Goal: Without including any pictures, copy each entry below exactly.

* begin Data records *

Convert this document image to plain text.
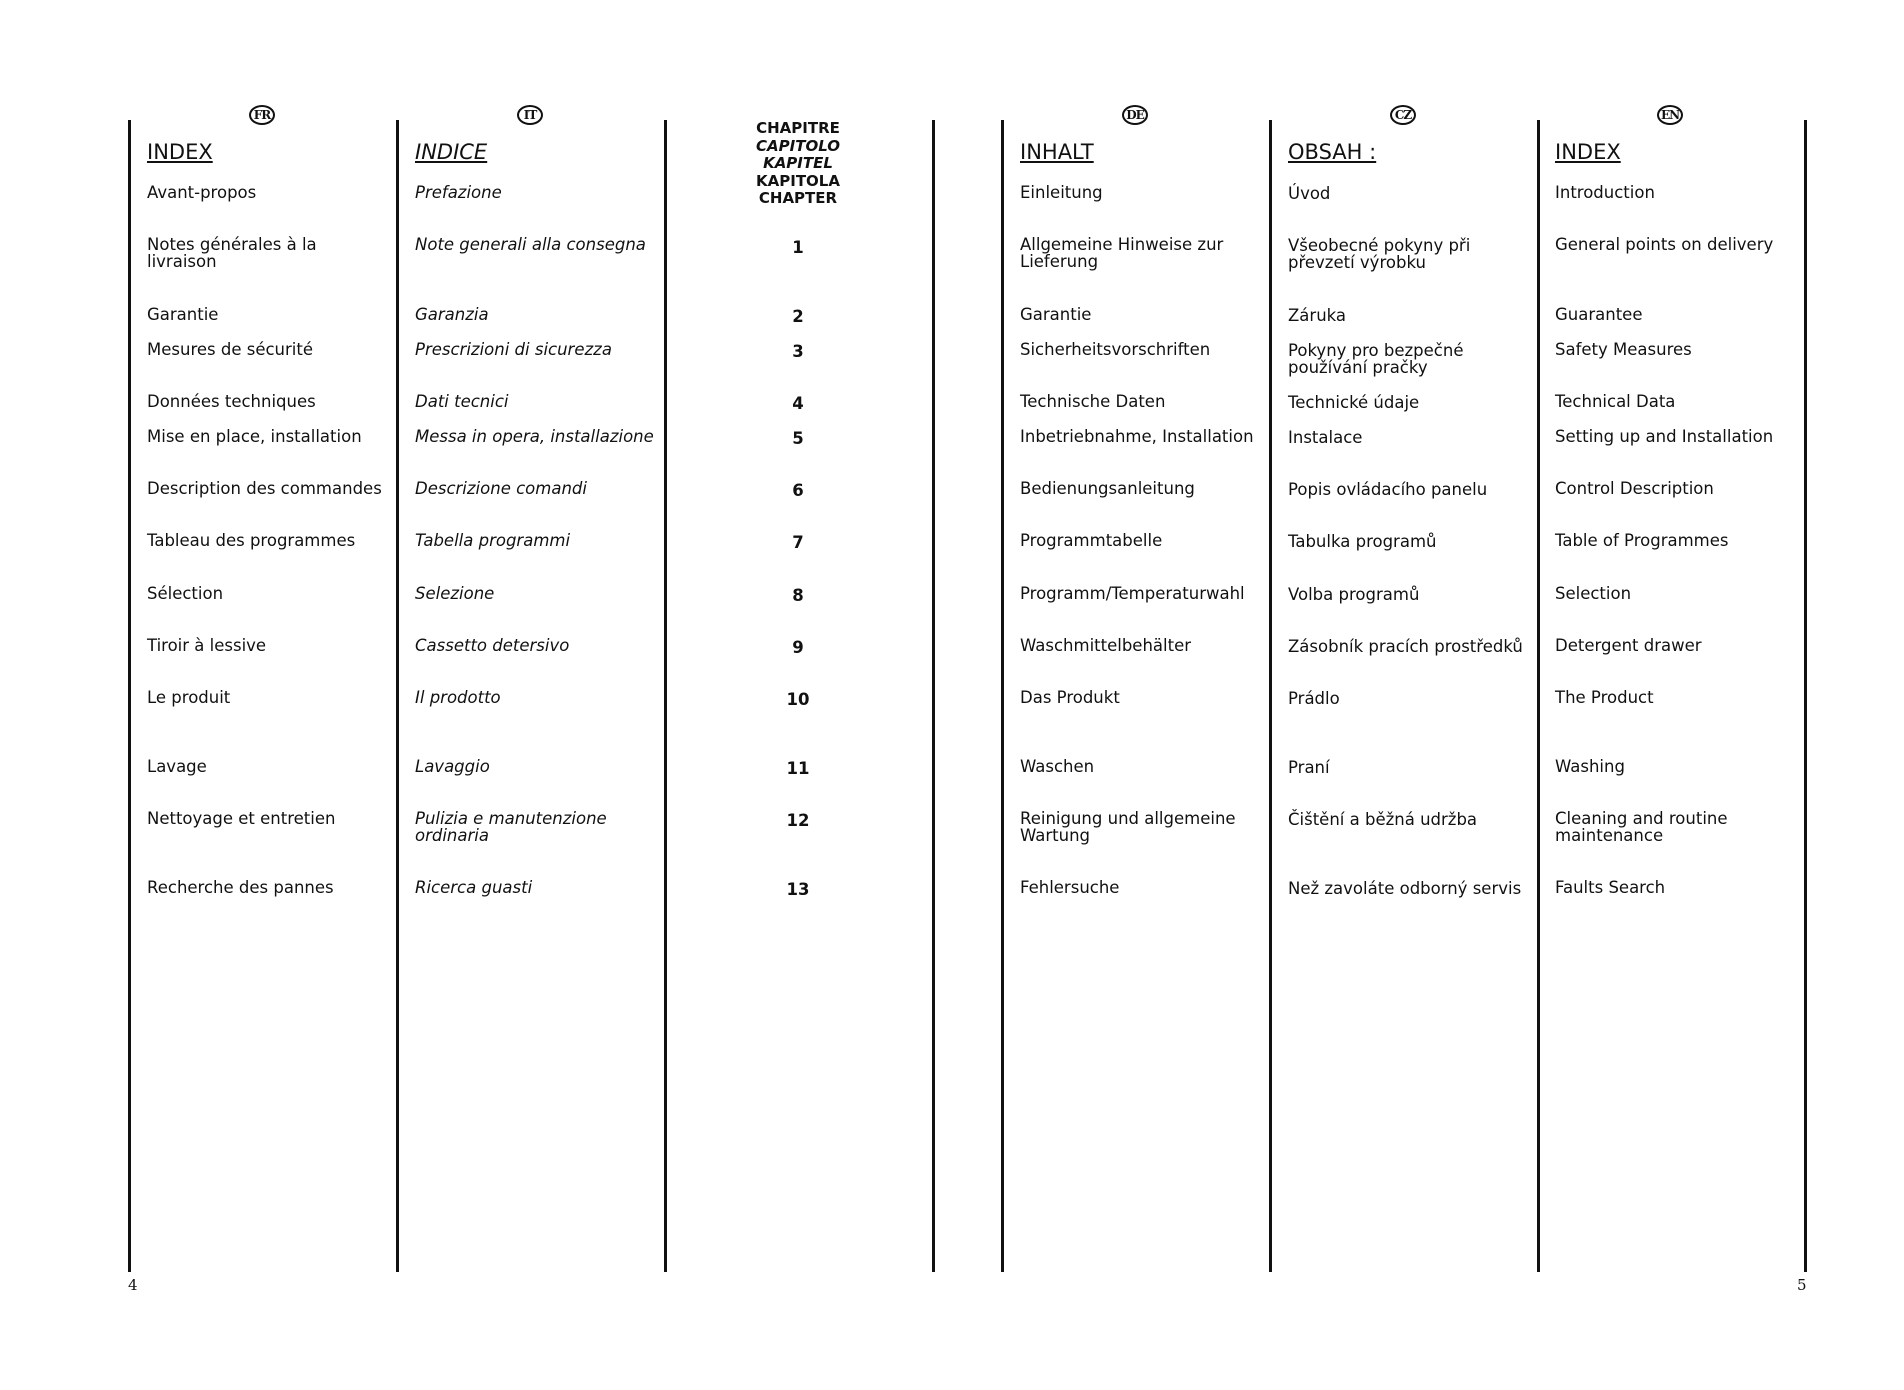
FR
INDEX
Avant-propos
Notes générales à la livraison
Garantie
Mesures de sécurité
Données techniques
Mise en place, installation
Description des commandes
Tableau des programmes
Sélection
Tiroir à lessive
Le produit
Lavage
Nettoyage et entretien
Recherche des pannes
IT
INDICE
Prefazione
Note generali alla consegna
Garanzia
Prescrizioni di sicurezza
Dati tecnici
Messa in opera, installazione
Descrizione comandi
Tabella programmi
Selezione
Cassetto detersivo
Il prodotto
Lavaggio
Pulizia e manutenzione ordinaria
Ricerca guasti
CHAPITRE
CAPITOLO
KAPITEL
KAPITOLA
CHAPTER
1
2
3
4
5
6
7
8
9
10
11
12
13
4
DE
INHALT
Einleitung
Allgemeine Hinweise zur Lieferung
Garantie
Sicherheitsvorschriften
Technische Daten
Inbetriebnahme, Installation
Bedienungsanleitung
Programmtabelle
Programm/Temperaturwahl
Waschmittelbehälter
Das Produkt
Waschen
Reinigung und allgemeine Wartung
Fehlersuche
CZ
OBSAH :
Úvod
Všeobecné pokyny při převzetí výrobku
Záruka
Pokyny pro bezpečné používání pračky
Technické údaje
Instalace
Popis ovládacího panelu
Tabulka programů
Volba programů
Zásobník pracích prostředků
Prádlo
Praní
Čištění a běžná udržba
Než zavoláte odborný servis
EN
INDEX
Introduction
General points on delivery
Guarantee
Safety Measures
Technical Data
Setting up and Installation
Control Description
Table of Programmes
Selection
Detergent drawer
The Product
Washing
Cleaning and routine maintenance
Faults Search
5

* end Data records *

Written answer:
Convert this document image to plain text.
FR
INDEX
Avant-propos
Notes générales à la livraison
Garantie
Mesures de sécurité
Données techniques
Mise en place, installation
Description des commandes
Tableau des programmes
Sélection
Tiroir à lessive
Le produit
Lavage
Nettoyage et entretien
Recherche des pannes
IT
INDICE
Prefazione
Note generali alla consegna
Garanzia
Prescrizioni di sicurezza
Dati tecnici
Messa in opera, installazione
Descrizione comandi
Tabella programmi
Selezione
Cassetto detersivo
Il prodotto
Lavaggio
Pulizia e manutenzione ordinaria
Ricerca guasti
CHAPITRE
CAPITOLO
KAPITEL
KAPITOLA
CHAPTER
1
2
3
4
5
6
7
8
9
10
11
12
13
4
DE
INHALT
Einleitung
Allgemeine Hinweise zur Lieferung
Garantie
Sicherheitsvorschriften
Technische Daten
Inbetriebnahme, Installation
Bedienungsanleitung
Programmtabelle
Programm/Temperaturwahl
Waschmittelbehälter
Das Produkt
Waschen
Reinigung und allgemeine Wartung
Fehlersuche
CZ
OBSAH :
Úvod
Všeobecné pokyny při převzetí výrobku
Záruka
Pokyny pro bezpečné používání pračky
Technické údaje
Instalace
Popis ovládacího panelu
Tabulka programů
Volba programů
Zásobník pracích prostředků
Prádlo
Praní
Čištění a běžná udržba
Než zavoláte odborný servis
EN
INDEX
Introduction
General points on delivery
Guarantee
Safety Measures
Technical Data
Setting up and Installation
Control Description
Table of Programmes
Selection
Detergent drawer
The Product
Washing
Cleaning and routine maintenance
Faults Search
5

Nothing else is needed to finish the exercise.